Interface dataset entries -
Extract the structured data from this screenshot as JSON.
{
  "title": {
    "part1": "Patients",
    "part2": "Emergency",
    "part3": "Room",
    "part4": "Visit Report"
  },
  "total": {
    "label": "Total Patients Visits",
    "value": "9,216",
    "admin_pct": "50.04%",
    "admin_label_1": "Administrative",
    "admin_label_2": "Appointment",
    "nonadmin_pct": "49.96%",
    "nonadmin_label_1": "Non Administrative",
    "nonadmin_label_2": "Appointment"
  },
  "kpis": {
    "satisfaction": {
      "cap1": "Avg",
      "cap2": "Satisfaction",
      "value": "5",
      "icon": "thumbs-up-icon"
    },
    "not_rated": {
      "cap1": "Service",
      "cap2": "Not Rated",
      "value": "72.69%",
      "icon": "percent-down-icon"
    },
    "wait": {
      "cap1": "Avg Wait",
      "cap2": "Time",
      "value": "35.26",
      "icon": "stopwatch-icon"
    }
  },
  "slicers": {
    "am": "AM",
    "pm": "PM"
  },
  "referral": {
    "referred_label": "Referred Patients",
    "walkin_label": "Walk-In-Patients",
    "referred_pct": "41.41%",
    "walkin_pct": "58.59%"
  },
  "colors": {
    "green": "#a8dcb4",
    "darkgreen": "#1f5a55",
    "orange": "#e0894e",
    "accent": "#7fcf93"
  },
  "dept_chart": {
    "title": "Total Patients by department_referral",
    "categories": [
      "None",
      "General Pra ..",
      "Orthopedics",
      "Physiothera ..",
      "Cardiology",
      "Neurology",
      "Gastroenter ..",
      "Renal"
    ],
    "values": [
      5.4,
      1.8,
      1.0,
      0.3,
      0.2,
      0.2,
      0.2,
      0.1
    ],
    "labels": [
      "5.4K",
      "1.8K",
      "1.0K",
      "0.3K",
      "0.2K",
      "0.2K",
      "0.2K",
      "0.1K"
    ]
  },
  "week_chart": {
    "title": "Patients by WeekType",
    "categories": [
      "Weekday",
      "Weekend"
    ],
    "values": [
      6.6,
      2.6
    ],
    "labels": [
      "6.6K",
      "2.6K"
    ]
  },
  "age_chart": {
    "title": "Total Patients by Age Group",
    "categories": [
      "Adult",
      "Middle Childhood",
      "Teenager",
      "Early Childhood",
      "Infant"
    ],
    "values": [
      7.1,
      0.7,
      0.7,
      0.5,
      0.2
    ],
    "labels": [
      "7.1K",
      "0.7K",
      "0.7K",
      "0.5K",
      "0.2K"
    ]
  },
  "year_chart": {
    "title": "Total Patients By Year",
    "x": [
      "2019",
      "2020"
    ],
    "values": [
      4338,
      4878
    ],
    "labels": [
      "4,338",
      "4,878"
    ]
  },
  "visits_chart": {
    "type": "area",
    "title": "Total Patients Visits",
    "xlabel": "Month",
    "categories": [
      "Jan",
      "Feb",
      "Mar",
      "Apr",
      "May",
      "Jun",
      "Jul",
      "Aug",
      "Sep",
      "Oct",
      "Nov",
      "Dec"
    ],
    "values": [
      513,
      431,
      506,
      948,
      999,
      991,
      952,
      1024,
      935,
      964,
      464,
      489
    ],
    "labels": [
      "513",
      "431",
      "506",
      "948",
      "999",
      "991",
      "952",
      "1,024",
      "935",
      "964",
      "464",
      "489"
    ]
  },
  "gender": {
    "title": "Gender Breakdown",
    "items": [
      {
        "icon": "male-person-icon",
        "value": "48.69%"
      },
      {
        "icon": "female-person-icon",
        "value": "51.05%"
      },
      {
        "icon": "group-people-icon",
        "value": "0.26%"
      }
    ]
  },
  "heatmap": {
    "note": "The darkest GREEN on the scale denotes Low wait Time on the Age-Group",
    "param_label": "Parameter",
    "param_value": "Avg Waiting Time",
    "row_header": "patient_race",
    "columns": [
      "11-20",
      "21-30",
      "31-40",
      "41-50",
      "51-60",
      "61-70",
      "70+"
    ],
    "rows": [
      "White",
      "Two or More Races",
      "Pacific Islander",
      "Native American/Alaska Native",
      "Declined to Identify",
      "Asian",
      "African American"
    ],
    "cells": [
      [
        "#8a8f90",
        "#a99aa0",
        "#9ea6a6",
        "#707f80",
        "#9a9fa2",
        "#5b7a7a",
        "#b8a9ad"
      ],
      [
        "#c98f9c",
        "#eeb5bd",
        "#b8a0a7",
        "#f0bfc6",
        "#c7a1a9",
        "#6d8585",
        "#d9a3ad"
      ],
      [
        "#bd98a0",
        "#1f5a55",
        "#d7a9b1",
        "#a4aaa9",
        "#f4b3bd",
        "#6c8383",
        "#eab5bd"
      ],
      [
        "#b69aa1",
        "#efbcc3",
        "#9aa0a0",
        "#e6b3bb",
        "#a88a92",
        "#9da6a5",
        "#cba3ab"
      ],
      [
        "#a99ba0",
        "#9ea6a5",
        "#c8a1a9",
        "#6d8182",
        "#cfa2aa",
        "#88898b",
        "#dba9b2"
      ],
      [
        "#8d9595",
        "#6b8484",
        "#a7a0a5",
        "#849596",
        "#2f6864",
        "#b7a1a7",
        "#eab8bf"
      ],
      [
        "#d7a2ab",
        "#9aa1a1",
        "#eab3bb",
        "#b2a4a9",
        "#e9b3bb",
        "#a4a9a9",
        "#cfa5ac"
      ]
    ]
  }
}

WHAT IS BEING ASKED -
Filter the entries above down to the lines that contain the word "Administrative".

YOUR SOLUTION -
    "admin_label_1": "Administrative",
    "nonadmin_label_1": "Non Administrative",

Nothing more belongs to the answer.